◆ **Work to do**
Without including any images, repeat the data exactly.

◆ **Records**
** BEGIN **
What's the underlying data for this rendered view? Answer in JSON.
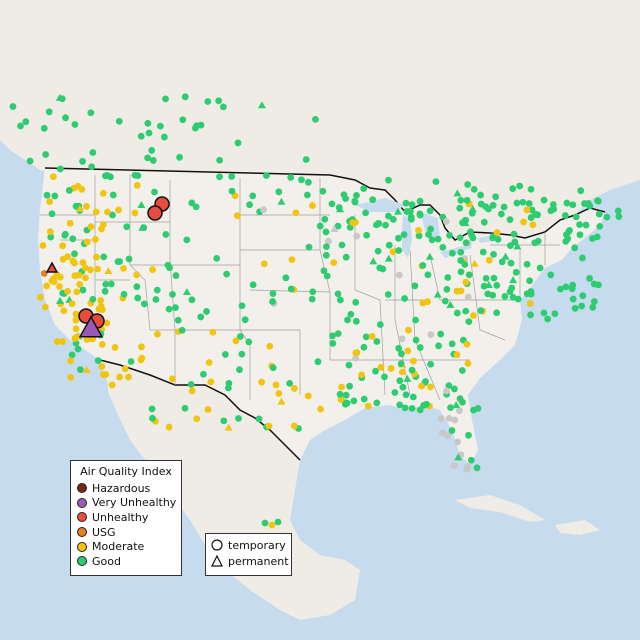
{
  "map": {
    "colors": {
      "water": "#c6dbee",
      "land": "#f2efe9",
      "us_land": "#f2f0ec",
      "state_border": "#999999",
      "country_border": "#111111"
    },
    "categories": {
      "good": {
        "color": "#2ecc71",
        "stroke": "#2ecc71"
      },
      "moderate": {
        "color": "#f1c40f",
        "stroke": "#f1c40f"
      },
      "usg": {
        "color": "#e67e22",
        "stroke": "#e67e22"
      },
      "unhealthy": {
        "color": "#e74c3c",
        "stroke": "#e74c3c"
      },
      "very_unhealthy": {
        "color": "#9b59b6",
        "stroke": "#9b59b6"
      },
      "hazardous": {
        "color": "#7b241c",
        "stroke": "#7b241c"
      },
      "no_data": {
        "color": "#c8c8c8",
        "stroke": "#c8c8c8"
      }
    }
  },
  "legend": {
    "title": "Air Quality Index",
    "items": [
      {
        "label": "Hazardous",
        "color": "#7b241c"
      },
      {
        "label": "Very Unhealthy",
        "color": "#9b59b6"
      },
      {
        "label": "Unhealthy",
        "color": "#e74c3c"
      },
      {
        "label": "USG",
        "color": "#e67e22"
      },
      {
        "label": "Moderate",
        "color": "#f1c40f"
      },
      {
        "label": "Good",
        "color": "#2ecc71"
      }
    ],
    "types": [
      {
        "label": "temporary",
        "shape": "circle"
      },
      {
        "label": "permanent",
        "shape": "triangle"
      }
    ]
  }
}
** END **
◆ **Solution for this exercise**
What's the underlying data for this rendered view? Answer in JSON.
{
  "map": {
    "colors": {
      "water": "#c6dbee",
      "land": "#f2efe9",
      "us_land": "#f2f0ec",
      "state_border": "#999999",
      "country_border": "#111111"
    },
    "categories": {
      "good": {
        "color": "#2ecc71",
        "stroke": "#2ecc71"
      },
      "moderate": {
        "color": "#f1c40f",
        "stroke": "#f1c40f"
      },
      "usg": {
        "color": "#e67e22",
        "stroke": "#e67e22"
      },
      "unhealthy": {
        "color": "#e74c3c",
        "stroke": "#e74c3c"
      },
      "very_unhealthy": {
        "color": "#9b59b6",
        "stroke": "#9b59b6"
      },
      "hazardous": {
        "color": "#7b241c",
        "stroke": "#7b241c"
      },
      "no_data": {
        "color": "#c8c8c8",
        "stroke": "#c8c8c8"
      }
    }
  },
  "legend": {
    "title": "Air Quality Index",
    "items": [
      {
        "label": "Hazardous",
        "color": "#7b241c"
      },
      {
        "label": "Very Unhealthy",
        "color": "#9b59b6"
      },
      {
        "label": "Unhealthy",
        "color": "#e74c3c"
      },
      {
        "label": "USG",
        "color": "#e67e22"
      },
      {
        "label": "Moderate",
        "color": "#f1c40f"
      },
      {
        "label": "Good",
        "color": "#2ecc71"
      }
    ],
    "types": [
      {
        "label": "temporary",
        "shape": "circle"
      },
      {
        "label": "permanent",
        "shape": "triangle"
      }
    ]
  }
}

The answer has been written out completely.